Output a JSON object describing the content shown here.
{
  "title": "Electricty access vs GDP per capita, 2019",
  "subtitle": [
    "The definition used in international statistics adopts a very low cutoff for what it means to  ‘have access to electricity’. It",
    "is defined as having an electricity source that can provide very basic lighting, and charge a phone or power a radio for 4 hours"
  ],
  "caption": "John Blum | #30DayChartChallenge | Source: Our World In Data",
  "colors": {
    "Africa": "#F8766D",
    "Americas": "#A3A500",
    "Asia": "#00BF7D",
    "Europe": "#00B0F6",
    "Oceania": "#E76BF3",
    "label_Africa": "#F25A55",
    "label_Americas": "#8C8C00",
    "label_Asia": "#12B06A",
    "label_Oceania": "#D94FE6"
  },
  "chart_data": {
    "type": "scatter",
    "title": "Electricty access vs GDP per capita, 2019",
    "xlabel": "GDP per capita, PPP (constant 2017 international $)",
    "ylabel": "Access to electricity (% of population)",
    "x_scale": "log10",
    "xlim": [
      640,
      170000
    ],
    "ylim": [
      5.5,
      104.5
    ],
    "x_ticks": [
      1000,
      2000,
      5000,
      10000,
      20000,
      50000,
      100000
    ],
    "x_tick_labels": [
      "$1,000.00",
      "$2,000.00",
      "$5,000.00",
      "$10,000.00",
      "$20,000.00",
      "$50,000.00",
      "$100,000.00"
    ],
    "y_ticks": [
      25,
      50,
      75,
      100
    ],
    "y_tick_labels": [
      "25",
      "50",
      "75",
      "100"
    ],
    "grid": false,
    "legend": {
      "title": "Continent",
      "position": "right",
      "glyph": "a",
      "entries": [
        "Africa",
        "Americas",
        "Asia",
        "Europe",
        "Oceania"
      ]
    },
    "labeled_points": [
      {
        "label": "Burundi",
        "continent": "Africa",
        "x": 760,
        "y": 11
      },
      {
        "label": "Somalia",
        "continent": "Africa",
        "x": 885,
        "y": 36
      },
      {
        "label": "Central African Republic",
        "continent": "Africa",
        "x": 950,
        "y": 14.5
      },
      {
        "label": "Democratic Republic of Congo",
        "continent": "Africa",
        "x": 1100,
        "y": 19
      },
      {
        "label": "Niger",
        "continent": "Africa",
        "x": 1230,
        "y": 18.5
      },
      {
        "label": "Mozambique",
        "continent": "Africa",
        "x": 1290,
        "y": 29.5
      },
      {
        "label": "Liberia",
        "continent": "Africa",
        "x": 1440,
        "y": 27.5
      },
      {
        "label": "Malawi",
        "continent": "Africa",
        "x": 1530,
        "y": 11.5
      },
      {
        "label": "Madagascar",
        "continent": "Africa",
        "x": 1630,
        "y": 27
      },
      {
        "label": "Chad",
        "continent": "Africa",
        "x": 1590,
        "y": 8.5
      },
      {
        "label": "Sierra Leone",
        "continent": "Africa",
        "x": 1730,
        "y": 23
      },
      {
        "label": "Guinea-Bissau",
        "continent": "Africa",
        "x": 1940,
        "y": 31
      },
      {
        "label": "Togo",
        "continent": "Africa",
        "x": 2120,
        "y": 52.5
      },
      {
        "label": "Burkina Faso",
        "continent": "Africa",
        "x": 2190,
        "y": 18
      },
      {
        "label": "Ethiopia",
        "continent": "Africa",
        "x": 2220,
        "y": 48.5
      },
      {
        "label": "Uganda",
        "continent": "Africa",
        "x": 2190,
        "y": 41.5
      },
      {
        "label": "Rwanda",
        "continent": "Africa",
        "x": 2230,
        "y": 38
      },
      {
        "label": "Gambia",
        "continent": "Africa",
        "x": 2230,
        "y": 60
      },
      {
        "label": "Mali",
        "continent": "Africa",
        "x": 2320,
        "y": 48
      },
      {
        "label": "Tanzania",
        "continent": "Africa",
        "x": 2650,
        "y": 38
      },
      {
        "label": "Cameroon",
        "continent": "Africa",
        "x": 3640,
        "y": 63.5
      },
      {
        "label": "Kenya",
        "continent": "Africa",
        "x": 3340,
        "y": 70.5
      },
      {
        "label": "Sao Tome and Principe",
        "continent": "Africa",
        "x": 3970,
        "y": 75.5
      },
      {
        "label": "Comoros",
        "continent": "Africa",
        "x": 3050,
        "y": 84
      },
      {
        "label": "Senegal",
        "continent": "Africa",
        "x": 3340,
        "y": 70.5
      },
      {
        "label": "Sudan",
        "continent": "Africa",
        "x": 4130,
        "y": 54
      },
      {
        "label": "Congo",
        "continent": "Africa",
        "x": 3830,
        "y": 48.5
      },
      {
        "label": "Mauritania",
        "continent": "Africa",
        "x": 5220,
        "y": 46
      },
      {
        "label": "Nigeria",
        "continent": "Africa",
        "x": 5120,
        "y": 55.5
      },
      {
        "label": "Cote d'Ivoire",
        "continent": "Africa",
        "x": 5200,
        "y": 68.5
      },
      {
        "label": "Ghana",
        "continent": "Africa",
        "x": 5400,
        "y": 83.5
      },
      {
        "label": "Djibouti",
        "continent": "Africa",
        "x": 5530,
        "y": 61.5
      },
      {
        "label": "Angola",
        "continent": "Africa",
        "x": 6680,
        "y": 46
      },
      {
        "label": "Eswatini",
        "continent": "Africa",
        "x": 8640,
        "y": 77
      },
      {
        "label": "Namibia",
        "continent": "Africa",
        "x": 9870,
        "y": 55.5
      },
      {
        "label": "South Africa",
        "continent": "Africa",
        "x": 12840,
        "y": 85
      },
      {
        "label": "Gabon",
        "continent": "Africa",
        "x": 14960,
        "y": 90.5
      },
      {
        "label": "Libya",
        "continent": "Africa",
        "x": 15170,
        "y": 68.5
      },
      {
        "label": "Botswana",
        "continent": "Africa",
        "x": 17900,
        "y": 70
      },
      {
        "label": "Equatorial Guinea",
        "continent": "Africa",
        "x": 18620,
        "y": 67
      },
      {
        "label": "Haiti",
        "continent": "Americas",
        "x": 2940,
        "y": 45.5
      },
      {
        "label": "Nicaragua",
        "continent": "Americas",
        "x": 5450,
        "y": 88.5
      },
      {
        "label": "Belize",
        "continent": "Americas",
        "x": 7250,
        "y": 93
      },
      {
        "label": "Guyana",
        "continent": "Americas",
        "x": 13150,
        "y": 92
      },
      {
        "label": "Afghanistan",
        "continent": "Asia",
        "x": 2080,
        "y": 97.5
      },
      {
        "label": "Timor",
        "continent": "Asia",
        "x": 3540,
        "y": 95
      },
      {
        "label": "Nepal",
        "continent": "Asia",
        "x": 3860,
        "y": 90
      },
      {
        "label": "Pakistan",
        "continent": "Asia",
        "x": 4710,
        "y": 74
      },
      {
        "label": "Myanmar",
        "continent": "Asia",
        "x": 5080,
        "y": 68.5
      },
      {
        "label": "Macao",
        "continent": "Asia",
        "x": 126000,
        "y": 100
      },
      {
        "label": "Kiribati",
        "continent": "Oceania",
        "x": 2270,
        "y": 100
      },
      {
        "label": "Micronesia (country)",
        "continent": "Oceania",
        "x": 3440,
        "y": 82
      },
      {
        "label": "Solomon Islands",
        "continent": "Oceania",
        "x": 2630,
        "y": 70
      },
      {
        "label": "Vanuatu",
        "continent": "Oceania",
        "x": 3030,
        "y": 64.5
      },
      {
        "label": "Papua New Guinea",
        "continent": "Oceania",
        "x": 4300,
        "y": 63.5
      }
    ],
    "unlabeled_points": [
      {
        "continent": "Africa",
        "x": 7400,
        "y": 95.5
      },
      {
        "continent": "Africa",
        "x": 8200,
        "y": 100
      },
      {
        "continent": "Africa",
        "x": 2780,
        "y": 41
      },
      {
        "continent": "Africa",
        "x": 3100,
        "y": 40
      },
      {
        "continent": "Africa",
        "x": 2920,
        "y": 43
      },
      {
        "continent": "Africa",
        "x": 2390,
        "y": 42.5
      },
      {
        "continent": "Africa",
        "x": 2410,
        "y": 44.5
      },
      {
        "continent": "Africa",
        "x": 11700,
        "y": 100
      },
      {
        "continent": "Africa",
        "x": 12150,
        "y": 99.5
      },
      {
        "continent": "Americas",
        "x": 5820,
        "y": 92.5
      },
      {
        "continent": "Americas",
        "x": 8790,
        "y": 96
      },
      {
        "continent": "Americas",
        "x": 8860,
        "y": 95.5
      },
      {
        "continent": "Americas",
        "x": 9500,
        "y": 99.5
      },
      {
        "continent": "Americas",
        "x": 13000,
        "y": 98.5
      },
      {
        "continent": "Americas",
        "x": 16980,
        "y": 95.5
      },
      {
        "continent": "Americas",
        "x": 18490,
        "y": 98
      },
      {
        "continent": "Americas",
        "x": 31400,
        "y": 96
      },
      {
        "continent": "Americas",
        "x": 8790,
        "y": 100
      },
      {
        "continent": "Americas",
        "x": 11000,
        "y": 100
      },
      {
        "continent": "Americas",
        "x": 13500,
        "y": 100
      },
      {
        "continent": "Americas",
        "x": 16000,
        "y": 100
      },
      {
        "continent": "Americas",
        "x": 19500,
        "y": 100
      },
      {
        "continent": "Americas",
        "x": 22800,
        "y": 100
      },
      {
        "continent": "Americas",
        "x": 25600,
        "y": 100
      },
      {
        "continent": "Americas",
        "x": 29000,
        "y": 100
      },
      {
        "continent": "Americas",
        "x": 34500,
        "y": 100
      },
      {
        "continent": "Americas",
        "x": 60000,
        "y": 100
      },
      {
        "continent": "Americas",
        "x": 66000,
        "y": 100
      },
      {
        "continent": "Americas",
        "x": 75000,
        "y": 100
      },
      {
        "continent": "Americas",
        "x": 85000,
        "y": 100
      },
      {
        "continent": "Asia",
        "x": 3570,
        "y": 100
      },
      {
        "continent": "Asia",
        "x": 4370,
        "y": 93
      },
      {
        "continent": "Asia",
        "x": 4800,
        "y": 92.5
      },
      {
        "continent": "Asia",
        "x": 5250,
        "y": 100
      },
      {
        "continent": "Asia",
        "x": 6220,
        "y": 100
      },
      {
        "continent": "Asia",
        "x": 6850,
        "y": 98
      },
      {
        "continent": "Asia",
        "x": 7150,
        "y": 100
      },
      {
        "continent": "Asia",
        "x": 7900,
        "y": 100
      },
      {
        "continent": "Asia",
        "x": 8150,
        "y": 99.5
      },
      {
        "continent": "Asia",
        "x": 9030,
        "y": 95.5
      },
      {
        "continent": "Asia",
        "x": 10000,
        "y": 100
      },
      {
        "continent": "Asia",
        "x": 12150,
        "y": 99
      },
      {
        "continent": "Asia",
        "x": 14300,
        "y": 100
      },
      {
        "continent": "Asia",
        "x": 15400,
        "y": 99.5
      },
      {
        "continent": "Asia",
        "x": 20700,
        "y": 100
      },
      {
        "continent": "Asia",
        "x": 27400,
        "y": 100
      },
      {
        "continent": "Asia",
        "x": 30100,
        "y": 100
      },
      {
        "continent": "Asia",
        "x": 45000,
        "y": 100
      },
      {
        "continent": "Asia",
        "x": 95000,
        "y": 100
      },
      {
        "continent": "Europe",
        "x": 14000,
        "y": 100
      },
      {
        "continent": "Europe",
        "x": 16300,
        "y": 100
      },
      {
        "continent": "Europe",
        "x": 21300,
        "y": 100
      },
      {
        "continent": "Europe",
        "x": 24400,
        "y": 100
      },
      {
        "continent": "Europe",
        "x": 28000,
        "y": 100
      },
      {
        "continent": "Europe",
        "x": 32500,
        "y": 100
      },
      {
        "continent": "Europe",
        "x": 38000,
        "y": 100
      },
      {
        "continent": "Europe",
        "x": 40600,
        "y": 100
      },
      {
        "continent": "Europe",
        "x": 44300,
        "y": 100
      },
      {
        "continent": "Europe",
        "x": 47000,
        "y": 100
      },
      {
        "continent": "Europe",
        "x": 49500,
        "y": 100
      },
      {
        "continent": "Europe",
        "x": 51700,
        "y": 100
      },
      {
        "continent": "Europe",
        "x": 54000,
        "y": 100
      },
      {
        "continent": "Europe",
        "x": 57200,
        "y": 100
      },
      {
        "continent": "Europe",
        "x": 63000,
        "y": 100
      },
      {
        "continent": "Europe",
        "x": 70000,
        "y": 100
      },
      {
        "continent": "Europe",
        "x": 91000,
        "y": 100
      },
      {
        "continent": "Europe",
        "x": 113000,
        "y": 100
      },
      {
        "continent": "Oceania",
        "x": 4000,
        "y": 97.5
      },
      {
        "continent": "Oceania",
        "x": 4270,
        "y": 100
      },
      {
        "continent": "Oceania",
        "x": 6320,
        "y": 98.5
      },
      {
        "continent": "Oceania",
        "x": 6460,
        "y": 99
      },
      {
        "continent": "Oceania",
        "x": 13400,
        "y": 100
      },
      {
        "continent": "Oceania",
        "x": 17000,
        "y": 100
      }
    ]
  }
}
○ ○ ○ ○
EXERCISE OBJECTIVE >> Read the entries above, then pull out the lines that include "very".

FINISHED TASK >>
    "The definition used in international statistics adopts a very low cutoff for what it means to  ‘have access to electricity’. It",
    "is defined as having an electricity source that can provide very basic lighting, and charge a phone or power a radio for 4 hours"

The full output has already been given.